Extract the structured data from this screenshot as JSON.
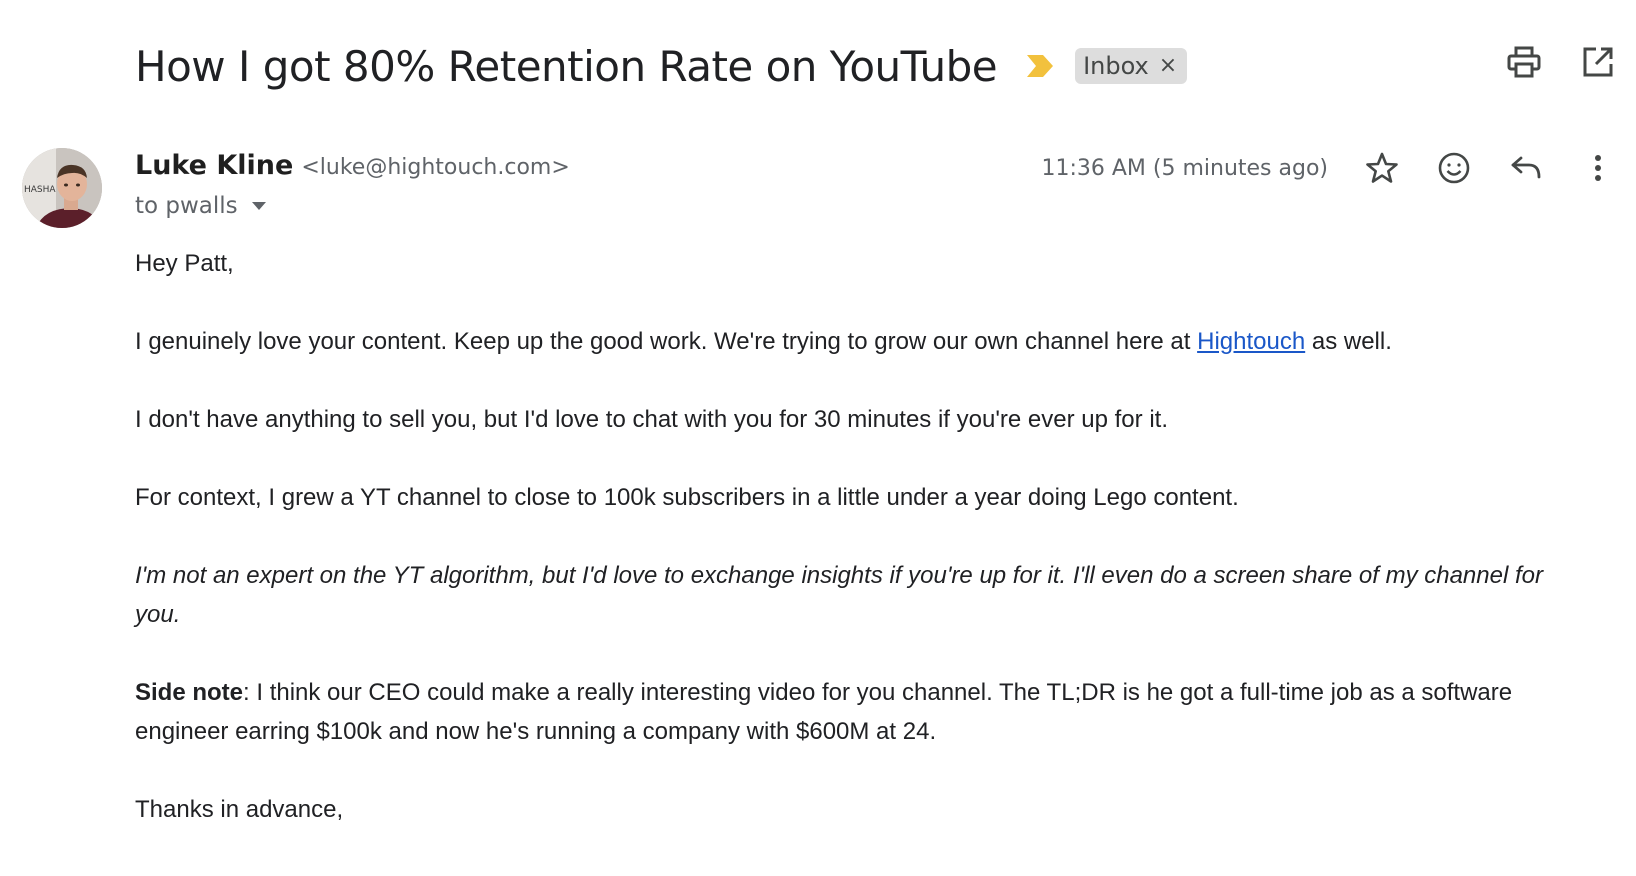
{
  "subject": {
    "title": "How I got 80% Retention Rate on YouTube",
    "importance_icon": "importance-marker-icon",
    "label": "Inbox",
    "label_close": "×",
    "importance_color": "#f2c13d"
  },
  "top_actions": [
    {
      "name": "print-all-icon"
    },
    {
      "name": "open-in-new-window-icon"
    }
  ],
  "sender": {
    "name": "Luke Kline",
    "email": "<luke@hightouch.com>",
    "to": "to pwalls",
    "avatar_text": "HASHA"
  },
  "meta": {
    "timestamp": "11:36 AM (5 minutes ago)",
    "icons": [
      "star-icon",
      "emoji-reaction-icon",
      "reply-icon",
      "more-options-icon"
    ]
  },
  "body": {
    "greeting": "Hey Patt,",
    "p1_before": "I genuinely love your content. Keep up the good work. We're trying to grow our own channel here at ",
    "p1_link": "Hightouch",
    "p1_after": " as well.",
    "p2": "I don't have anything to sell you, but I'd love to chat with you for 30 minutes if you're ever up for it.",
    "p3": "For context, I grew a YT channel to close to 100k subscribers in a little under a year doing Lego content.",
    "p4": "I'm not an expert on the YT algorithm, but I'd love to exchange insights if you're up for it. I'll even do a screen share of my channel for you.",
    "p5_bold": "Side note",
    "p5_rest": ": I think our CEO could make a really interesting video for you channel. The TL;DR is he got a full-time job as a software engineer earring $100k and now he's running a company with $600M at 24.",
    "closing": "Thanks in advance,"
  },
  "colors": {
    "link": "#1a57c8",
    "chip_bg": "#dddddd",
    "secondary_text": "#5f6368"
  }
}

--- Work to do ---
State the count of lines with the word "minutes" in them, and write nothing else.

--- Problem solution ---
2